Data entries:
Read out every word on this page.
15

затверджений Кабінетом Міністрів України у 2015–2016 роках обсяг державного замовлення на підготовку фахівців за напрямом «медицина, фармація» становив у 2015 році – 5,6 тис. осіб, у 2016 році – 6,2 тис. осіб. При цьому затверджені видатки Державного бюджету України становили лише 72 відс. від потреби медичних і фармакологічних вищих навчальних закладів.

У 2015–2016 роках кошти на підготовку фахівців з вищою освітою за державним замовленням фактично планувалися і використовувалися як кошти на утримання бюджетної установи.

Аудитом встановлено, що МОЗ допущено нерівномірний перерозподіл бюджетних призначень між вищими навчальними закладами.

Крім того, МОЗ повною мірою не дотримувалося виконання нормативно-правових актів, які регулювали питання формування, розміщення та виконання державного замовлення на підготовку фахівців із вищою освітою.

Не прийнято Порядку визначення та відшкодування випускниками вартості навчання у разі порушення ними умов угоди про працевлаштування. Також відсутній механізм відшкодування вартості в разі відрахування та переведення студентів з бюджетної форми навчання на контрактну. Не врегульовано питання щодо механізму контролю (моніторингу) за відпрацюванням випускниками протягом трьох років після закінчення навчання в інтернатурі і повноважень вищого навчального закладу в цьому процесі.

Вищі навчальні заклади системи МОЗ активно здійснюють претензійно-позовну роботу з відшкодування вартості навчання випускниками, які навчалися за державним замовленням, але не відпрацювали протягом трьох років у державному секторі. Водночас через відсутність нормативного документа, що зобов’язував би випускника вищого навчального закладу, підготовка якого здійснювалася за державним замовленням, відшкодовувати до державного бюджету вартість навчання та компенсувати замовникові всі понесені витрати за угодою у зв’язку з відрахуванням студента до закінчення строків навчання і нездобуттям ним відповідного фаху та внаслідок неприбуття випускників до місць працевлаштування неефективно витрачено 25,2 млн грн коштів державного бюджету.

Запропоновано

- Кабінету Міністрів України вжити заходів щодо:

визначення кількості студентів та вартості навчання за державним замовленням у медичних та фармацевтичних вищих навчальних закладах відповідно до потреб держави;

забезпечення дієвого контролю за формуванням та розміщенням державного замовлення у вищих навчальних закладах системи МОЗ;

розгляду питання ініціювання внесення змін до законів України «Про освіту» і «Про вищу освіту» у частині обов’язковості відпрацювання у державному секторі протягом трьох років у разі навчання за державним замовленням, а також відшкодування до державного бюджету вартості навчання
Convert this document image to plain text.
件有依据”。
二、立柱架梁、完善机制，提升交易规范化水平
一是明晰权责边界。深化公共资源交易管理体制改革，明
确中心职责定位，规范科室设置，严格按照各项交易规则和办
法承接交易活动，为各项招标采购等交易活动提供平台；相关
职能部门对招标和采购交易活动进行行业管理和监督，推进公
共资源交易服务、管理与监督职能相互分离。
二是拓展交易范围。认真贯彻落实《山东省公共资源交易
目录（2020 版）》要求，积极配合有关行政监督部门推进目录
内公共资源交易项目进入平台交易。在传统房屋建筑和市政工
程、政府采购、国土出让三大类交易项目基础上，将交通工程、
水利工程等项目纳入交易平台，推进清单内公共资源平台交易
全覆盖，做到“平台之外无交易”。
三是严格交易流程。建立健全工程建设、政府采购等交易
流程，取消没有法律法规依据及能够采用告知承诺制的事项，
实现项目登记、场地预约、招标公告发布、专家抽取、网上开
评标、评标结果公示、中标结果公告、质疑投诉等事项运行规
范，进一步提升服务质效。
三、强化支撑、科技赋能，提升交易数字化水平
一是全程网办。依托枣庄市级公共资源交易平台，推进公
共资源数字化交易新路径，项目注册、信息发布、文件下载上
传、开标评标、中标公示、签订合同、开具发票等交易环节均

### The request
From the listing above, collect each line in which the string "секторі" appears.

### Reply to the task
Вищі навчальні заклади системи МОЗ активно здійснюють претензійно-позовну роботу з відшкодування вартості навчання випускниками, які навчалися за державним замовленням, але не відпрацювали протягом трьох років у державному секторі. Водночас через відсутність нормативного документа, що зобов’язував би випускника вищого навчального закладу, підготовка якого здійснювалася за державним замовленням, відшкодовувати до державного бюджету вартість навчання та компенсувати замовникові всі понесені витрати за угодою у зв’язку з відрахуванням студента до закінчення строків навчання і нездобуттям ним відповідного фаху та внаслідок неприбуття випускників до місць працевлаштування неефективно витрачено 25,2 млн грн коштів державного бюджету.
розгляду питання ініціювання внесення змін до законів України «Про освіту» і «Про вищу освіту» у частині обов’язковості відпрацювання у державному секторі протягом трьох років у разі навчання за державним замовленням, а також відшкодування до державного бюджету вартості навчання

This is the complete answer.